Data records
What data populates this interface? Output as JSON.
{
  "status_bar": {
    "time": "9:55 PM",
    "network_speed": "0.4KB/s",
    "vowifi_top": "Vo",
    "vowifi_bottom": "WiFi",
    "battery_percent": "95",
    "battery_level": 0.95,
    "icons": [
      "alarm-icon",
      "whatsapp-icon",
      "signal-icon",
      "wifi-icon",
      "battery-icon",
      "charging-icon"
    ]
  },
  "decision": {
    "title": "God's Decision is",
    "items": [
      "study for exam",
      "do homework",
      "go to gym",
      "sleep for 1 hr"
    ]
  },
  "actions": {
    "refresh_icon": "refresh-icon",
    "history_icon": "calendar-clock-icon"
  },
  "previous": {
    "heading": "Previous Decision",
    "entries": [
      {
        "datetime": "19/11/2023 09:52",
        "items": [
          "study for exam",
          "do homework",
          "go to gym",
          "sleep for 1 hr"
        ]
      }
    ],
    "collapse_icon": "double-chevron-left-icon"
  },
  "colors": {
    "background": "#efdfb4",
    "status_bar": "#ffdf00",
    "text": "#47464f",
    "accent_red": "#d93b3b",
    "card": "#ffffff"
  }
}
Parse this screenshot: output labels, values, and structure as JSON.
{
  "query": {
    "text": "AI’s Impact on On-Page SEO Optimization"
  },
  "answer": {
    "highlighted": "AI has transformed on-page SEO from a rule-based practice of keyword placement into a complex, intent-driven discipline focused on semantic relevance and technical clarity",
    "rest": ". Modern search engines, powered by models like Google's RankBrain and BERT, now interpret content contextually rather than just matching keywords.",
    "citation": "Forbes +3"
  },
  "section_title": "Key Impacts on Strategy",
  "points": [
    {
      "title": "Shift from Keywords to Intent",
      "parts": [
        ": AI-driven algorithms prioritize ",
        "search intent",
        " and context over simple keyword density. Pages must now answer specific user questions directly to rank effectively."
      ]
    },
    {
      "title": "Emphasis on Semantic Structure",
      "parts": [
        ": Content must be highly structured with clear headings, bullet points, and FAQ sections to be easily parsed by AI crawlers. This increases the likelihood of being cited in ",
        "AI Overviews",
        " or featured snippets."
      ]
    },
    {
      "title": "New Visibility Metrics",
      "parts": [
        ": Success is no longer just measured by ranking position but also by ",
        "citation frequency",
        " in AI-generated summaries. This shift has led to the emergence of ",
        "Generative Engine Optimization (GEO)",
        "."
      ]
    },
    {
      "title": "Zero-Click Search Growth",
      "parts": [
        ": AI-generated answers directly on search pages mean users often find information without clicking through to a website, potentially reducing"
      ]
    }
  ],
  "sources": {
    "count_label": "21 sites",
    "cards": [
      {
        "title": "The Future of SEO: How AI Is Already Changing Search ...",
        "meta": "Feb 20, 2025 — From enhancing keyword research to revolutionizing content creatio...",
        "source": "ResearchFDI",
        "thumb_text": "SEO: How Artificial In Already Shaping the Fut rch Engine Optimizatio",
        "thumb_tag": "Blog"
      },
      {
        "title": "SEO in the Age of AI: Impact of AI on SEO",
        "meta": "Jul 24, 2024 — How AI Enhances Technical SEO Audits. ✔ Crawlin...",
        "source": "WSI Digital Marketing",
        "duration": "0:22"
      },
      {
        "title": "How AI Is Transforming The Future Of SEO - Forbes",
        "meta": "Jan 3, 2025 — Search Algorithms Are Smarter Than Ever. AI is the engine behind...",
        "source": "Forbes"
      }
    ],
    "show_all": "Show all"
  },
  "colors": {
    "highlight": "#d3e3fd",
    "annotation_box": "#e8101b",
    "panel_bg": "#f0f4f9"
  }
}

Exercise details
Copy each line of the data above that holds "must".

The completed task
        " and context over simple keyword density. Pages must now answer specific user questions directly to rank effectively."
        ": Content must be highly structured with clear headings, bullet points, and FAQ sections to be easily parsed by AI crawlers. This increases the likelihood of being cited in ",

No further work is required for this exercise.